----- PAGE -----

Tim Burchett announces his candidacy for Congress. With him are daughter Isabel and wife Kelly.

Exactly nobody among the throng of people at the Vol Market  No. 3 was surprised this morning when he unveiled the worst-kept secret in Knox County – the launch of his campaign for the Second District Congressional seat – and I do not use the word “throng” advisedly. Hundreds packed that parking lot  – candidates and wannabes, past and present officeholders, rich and poor and everybody in between.

Accuracy requires saying that Burchett’s running for the GOP nomination, but, no offense to my friends in the Democratic Party, this race will be decided in the Republican primary.
I won’t be writing much about this race because Tim Burchett is a friend. It’s been that way since 1989 when state Senate candidate Bud Gilbert (a Republican) assigned Tim and his friend Chris Holzen the task of schmoozing the notoriously liberal reporter at the Knoxville Journal who’d be covering that race.
That would be me. And it worked. Chris, Tim and I became an unlikely threesome after the campaign was over, and over the years, as the skinny, joke-cracking kid became a state representative and then a state senator, we understood that although he was looking at politics from the right while I was coming from the opposite end of the spectrum, there was a place in the middle where we could find common ground.

Folks gather to hear Tim Burchett’s announcement.

It always involved helping someone – getting justice for a sexually abused child, helping a down-and-out veteran with mental health issues, finding jobs and places to live for homeless families. We got to know each other’s families and shared good times and bad.

I grinned like a proud mama when Tim blasted the TVA board’s reluctance to take responsibility for the coal ash disaster at Swan Pond (he called them a bunch of Bozos) And when senior party officeholders demanded he apologize, he said OK, and apologized to Bozo the Clown.
The crowd at Vol Market No. 3 was big and diverse. I saw union people and minorities and Democrats, and I believe that Tim Burchett, right-wing conservative though he is, will listen to their concerns and won’t ever dismiss them as kooks and crazies. That’s just not how he was raised, dadgummit.

-----

TO-DO LIST:
• 1. Shorten the paragraph of the column that begins "I won't be writing much about this race," keeping its main facts.
• 2. Copy the column word for word from "That would be" to "Tim Burchett’s announcement.".
Answer using only the column above.

----- MATERIAL -----

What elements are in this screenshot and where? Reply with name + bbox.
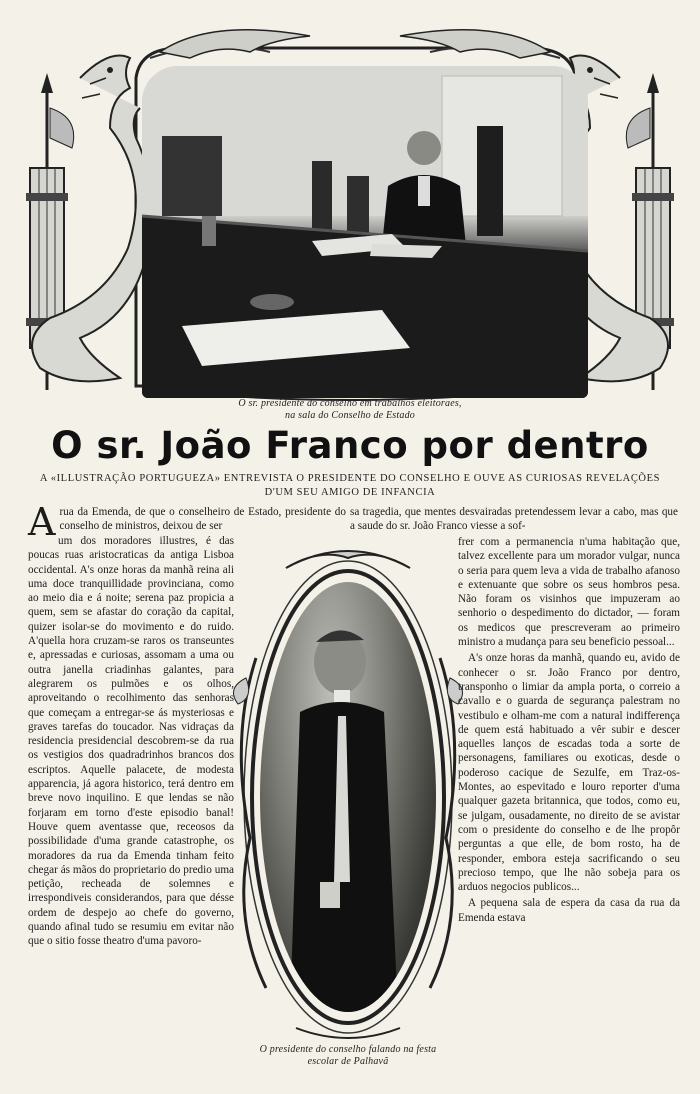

-----

ANSWERS IN ORDER:
• 1. The writer will write little about this race because of a friendship with Tim Burchett that began in 1989. That year, Republican state Senate candidate Bud Gilbert gave Tim and his friend Chris Holzen the job of winning over the notoriously liberal Knoxville Journal reporter who would cover the race.

• 2.
That would be me. And it worked. Chris, Tim and I became an unlikely threesome after the campaign was over, and over the years, as the skinny, joke-cracking kid became a state representative and then a state senator, we understood that although he was looking at politics from the right while I was coming from the opposite end of the spectrum, there was a place in the middle where we could find common ground.

Folks gather to hear Tim Burchett’s announcement.